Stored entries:
☆ ☆ ☆ ☆ ☆ ☆ ☆
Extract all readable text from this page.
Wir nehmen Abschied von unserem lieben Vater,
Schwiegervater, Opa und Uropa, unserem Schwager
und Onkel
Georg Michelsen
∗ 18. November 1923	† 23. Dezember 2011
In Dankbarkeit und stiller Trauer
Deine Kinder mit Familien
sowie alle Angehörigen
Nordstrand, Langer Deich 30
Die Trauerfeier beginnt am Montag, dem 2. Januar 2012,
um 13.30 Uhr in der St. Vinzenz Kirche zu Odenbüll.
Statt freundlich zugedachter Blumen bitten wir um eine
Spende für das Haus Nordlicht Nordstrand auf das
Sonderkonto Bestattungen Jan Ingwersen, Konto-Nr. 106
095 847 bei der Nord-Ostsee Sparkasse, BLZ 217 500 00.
☆ ☆ ☆ ☆ ☆ ☆ ☆
◆ **Task brief**: Repeat the data above exactly.

◆ **Complete output**:
Extract all readable text from this page.
Wir nehmen Abschied von unserem lieben Vater,
Schwiegervater, Opa und Uropa, unserem Schwager
und Onkel
Georg Michelsen
∗ 18. November 1923	† 23. Dezember 2011
In Dankbarkeit und stiller Trauer
Deine Kinder mit Familien
sowie alle Angehörigen
Nordstrand, Langer Deich 30
Die Trauerfeier beginnt am Montag, dem 2. Januar 2012,
um 13.30 Uhr in der St. Vinzenz Kirche zu Odenbüll.
Statt freundlich zugedachter Blumen bitten wir um eine
Spende für das Haus Nordlicht Nordstrand auf das
Sonderkonto Bestattungen Jan Ingwersen, Konto-Nr. 106
095 847 bei der Nord-Ostsee Sparkasse, BLZ 217 500 00.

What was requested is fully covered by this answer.